----- RECORDS -----

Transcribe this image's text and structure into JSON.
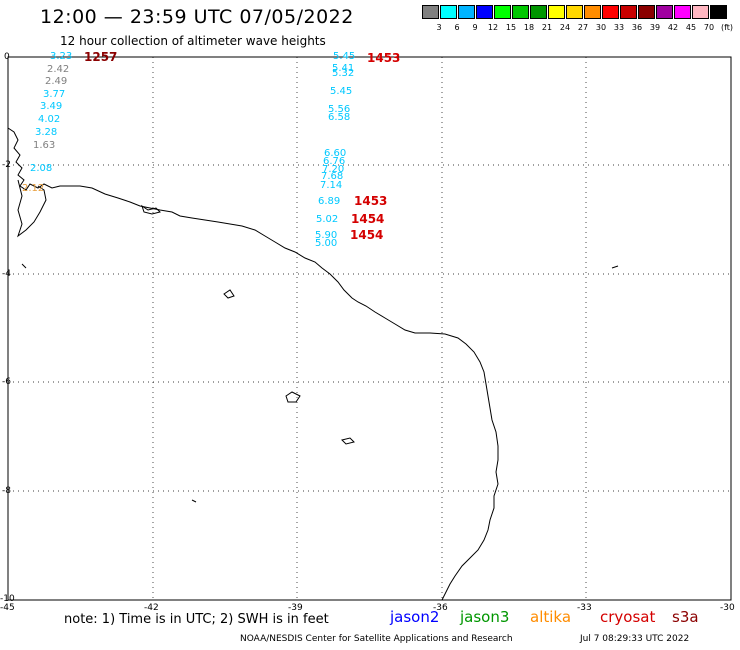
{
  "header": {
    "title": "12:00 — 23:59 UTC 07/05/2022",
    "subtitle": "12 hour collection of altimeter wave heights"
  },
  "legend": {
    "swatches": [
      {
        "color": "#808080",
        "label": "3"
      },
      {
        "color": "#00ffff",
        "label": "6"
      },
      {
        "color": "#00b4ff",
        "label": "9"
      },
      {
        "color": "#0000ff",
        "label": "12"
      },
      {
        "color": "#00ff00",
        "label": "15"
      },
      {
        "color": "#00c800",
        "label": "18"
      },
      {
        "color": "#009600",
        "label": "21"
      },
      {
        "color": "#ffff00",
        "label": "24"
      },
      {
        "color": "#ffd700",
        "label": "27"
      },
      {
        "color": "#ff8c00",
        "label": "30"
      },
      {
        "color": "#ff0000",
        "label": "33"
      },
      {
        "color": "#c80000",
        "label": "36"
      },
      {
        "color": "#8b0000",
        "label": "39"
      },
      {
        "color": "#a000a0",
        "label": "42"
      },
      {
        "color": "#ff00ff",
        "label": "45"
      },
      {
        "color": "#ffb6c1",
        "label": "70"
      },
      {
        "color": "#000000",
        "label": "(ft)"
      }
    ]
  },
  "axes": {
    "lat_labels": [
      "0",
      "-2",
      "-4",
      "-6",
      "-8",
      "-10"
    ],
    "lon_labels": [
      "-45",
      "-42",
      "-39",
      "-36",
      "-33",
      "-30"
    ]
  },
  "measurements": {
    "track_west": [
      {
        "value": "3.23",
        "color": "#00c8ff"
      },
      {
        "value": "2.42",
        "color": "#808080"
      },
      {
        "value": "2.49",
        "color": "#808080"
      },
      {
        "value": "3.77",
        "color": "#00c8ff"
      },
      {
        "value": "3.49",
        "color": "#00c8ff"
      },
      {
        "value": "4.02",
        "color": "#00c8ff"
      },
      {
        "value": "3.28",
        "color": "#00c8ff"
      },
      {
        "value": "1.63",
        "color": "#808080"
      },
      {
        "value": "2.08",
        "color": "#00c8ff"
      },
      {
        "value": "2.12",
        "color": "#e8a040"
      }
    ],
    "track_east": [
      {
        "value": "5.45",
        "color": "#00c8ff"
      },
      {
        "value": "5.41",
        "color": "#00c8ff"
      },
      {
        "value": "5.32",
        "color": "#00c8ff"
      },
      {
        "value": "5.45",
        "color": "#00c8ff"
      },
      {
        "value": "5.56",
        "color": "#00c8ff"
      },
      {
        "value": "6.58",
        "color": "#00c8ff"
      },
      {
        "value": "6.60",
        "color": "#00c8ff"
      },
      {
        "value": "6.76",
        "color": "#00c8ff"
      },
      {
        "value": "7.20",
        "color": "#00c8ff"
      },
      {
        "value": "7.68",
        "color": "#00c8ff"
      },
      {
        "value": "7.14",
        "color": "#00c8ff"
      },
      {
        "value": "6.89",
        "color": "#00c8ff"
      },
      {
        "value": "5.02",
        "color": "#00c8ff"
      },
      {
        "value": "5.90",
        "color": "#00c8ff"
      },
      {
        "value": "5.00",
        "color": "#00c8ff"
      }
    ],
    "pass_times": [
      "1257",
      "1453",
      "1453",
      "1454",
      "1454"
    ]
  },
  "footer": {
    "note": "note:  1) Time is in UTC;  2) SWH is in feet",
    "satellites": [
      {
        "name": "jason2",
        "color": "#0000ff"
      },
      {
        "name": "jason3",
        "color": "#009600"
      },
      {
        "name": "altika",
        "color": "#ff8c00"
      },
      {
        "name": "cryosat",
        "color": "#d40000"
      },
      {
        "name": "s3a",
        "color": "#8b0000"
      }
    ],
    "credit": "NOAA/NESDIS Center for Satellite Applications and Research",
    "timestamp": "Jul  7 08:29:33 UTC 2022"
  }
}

-----
----- RECORDS -----

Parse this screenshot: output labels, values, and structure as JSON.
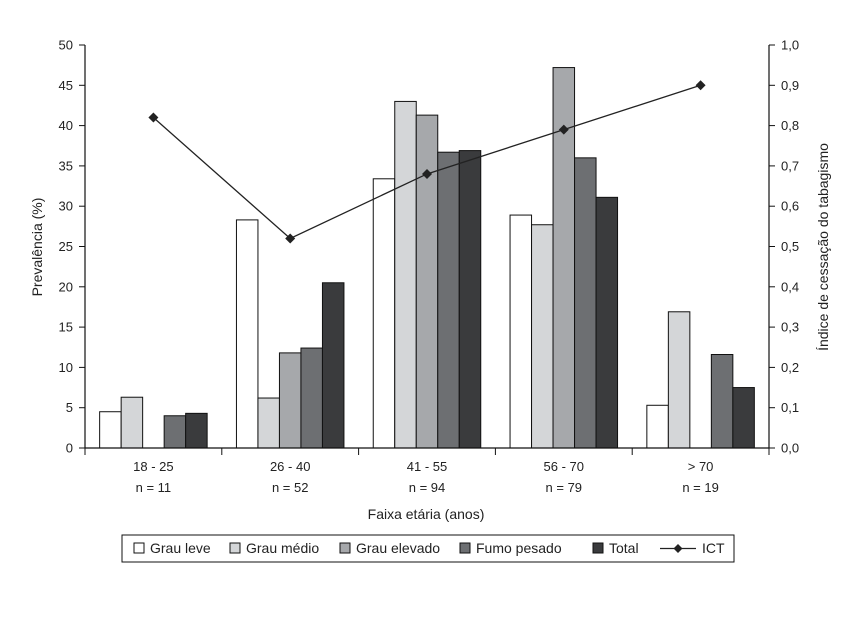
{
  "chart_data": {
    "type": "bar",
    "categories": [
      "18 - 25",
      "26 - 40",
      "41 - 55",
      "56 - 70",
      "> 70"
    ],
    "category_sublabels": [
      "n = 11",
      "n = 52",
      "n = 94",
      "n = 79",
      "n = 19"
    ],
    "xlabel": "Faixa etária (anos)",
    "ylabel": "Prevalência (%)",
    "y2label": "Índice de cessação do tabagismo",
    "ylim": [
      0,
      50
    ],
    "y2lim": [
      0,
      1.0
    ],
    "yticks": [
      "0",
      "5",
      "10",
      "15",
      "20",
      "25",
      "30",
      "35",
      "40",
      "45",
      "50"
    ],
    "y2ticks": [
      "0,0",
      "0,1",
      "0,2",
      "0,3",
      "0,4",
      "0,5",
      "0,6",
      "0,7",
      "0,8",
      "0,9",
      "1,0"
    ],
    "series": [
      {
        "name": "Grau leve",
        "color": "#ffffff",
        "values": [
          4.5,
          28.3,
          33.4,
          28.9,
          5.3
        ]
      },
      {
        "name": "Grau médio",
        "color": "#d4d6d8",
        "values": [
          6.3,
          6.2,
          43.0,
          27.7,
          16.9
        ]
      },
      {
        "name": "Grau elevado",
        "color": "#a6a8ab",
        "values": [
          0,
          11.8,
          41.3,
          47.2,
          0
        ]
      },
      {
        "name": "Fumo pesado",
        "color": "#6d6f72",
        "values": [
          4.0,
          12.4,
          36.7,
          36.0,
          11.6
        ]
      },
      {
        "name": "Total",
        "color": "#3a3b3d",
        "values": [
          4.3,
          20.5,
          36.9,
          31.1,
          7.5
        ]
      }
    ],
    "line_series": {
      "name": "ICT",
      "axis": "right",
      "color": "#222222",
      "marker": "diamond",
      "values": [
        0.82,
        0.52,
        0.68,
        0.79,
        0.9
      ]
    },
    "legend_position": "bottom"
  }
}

-----
----- RECORDS -----

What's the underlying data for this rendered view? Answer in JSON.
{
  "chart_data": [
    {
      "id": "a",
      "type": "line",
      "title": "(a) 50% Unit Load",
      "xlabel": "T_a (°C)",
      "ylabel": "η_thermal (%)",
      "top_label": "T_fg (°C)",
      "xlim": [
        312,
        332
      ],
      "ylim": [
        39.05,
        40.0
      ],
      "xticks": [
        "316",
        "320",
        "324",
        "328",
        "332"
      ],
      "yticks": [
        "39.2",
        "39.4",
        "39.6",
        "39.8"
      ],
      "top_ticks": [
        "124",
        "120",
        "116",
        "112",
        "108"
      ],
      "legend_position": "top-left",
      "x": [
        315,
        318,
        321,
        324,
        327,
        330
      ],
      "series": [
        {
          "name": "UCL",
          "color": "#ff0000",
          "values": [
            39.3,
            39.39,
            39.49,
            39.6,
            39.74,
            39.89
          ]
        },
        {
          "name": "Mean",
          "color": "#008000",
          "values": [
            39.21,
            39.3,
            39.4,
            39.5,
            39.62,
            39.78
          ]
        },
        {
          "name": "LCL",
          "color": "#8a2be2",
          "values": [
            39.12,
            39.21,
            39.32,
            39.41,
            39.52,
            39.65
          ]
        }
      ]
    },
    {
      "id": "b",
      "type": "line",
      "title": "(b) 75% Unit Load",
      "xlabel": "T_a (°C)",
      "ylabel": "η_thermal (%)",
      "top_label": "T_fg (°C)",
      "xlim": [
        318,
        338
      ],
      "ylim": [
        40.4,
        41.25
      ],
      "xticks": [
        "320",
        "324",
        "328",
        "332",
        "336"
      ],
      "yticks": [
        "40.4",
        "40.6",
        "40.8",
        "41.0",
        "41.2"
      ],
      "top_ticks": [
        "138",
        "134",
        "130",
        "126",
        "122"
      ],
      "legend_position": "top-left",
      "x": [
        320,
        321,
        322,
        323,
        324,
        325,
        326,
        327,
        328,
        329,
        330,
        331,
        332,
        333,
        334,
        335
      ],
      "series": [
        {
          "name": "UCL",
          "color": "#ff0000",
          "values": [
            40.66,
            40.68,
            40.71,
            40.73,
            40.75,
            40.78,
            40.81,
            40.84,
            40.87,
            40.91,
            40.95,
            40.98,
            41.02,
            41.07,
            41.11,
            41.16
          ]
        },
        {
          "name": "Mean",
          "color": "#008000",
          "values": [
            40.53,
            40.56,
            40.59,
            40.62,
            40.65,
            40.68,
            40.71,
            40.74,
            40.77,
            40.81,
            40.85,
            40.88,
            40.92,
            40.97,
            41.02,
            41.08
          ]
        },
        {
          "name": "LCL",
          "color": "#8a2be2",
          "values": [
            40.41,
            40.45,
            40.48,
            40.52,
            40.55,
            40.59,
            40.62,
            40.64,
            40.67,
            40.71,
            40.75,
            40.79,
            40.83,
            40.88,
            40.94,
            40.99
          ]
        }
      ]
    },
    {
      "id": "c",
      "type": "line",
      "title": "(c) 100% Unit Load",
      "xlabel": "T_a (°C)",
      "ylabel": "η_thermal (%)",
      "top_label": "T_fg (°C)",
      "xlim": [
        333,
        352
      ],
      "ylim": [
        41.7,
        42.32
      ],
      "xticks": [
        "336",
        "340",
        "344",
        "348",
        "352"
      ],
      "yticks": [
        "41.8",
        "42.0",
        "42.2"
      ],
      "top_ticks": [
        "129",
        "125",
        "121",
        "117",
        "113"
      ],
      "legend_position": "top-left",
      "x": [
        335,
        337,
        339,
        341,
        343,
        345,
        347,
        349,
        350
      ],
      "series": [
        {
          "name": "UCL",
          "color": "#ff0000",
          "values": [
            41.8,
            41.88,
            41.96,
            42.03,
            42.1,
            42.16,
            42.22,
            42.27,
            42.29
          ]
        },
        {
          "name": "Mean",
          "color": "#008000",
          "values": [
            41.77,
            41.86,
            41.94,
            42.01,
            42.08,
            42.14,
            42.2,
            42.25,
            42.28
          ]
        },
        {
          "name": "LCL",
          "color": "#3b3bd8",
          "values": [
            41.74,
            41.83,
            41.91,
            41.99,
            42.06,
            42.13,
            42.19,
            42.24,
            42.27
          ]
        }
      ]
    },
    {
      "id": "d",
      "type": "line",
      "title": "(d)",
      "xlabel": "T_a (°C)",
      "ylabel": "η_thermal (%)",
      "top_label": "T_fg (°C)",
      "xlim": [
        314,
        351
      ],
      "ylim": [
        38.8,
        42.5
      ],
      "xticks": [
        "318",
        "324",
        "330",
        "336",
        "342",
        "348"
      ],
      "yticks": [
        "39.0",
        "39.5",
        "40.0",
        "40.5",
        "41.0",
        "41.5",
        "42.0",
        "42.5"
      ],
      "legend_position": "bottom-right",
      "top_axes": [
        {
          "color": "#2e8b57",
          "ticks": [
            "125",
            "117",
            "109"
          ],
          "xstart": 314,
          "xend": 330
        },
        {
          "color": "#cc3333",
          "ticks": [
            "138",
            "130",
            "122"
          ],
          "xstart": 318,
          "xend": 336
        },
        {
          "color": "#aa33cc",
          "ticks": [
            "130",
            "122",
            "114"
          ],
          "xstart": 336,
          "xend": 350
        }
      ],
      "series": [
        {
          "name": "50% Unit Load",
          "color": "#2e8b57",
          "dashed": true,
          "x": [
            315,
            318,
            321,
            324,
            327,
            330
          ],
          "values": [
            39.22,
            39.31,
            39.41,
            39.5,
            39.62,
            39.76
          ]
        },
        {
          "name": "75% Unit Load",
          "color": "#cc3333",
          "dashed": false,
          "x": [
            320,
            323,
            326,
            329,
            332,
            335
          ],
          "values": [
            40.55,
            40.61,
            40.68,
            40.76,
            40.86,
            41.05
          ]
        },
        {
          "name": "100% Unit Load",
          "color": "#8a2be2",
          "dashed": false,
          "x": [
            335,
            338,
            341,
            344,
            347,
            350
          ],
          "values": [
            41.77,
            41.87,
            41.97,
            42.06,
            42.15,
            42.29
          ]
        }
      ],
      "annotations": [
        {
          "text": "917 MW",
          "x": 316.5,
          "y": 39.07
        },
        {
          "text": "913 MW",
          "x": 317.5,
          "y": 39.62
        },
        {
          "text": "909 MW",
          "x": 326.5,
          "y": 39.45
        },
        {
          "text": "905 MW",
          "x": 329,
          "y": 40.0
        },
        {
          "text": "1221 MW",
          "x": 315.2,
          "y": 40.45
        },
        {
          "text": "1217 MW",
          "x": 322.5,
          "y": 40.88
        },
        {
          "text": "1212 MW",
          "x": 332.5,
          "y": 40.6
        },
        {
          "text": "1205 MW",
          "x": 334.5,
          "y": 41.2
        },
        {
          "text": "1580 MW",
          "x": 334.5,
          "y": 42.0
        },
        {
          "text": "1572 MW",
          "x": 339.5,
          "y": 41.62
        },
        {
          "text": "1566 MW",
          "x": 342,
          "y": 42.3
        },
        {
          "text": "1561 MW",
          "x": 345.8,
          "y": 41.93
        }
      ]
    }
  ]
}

-----

Copy every line of the listing where the word "Unit" appears.

      "title": "(a) 50% Unit Load",
      "title": "(b) 75% Unit Load",
      "title": "(c) 100% Unit Load",
          "name": "50% Unit Load",
          "name": "75% Unit Load",
          "name": "100% Unit Load",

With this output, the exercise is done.